-- start Stored rows --
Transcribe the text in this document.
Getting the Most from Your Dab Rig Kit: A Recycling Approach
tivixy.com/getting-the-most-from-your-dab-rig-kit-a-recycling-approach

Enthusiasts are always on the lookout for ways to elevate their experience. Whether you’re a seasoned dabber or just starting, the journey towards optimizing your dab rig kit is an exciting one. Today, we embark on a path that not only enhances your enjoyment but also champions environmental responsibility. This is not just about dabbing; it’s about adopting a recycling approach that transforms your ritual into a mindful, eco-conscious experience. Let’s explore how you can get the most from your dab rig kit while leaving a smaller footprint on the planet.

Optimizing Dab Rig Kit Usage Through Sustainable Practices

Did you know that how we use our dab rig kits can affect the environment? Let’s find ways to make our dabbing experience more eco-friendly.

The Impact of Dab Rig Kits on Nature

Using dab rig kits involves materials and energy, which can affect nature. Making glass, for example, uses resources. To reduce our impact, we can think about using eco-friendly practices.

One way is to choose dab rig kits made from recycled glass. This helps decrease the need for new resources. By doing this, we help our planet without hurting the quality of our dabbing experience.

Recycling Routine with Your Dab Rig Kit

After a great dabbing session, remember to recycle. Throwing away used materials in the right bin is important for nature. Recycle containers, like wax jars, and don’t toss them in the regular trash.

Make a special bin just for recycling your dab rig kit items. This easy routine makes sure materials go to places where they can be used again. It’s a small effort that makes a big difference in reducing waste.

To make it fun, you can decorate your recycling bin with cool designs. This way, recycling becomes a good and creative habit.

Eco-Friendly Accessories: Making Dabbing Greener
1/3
-- end Stored rows --
Short exercise>
Copy out each line of the records where the string "about" appears.

Answer below>
Enthusiasts are always on the lookout for ways to elevate their experience. Whether you’re a seasoned dabber or just starting, the journey towards optimizing your dab rig kit is an exciting one. Today, we embark on a path that not only enhances your enjoyment but also champions environmental responsibility. This is not just about dabbing; it’s about adopting a recycling approach that transforms your ritual into a mindful, eco-conscious experience. Let’s explore how you can get the most from your dab rig kit while leaving a smaller footprint on the planet.
Using dab rig kits involves materials and energy, which can affect nature. Making glass, for example, uses resources. To reduce our impact, we can think about using eco-friendly practices.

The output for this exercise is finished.